Keep only the lines of the listing that include the word "миллиарда", and copy them.

□ □ □ □ □ □ □

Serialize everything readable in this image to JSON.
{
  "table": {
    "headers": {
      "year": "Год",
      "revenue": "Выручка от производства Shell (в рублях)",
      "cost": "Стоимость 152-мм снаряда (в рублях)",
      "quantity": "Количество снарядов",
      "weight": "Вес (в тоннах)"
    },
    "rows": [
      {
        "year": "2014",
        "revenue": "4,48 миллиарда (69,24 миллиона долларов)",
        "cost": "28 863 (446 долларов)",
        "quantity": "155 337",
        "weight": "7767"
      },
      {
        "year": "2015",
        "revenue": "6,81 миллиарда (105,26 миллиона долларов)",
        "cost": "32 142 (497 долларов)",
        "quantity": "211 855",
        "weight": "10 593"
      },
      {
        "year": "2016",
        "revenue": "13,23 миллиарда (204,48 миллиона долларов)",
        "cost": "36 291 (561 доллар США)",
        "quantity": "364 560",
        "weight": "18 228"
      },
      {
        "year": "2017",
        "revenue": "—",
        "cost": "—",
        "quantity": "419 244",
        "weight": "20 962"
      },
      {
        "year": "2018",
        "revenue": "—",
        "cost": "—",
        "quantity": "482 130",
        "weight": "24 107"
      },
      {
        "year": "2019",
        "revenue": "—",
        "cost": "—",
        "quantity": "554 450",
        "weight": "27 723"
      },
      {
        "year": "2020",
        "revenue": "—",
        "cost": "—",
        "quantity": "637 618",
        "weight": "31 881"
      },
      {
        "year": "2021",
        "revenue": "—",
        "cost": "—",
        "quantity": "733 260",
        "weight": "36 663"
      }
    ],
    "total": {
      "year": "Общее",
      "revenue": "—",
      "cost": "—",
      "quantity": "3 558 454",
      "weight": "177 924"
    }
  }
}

□ □ □ □ □ □ □

(THE REPLY)
        "revenue": "4,48 миллиарда (69,24 миллиона долларов)",
        "revenue": "6,81 миллиарда (105,26 миллиона долларов)",
        "revenue": "13,23 миллиарда (204,48 миллиона долларов)",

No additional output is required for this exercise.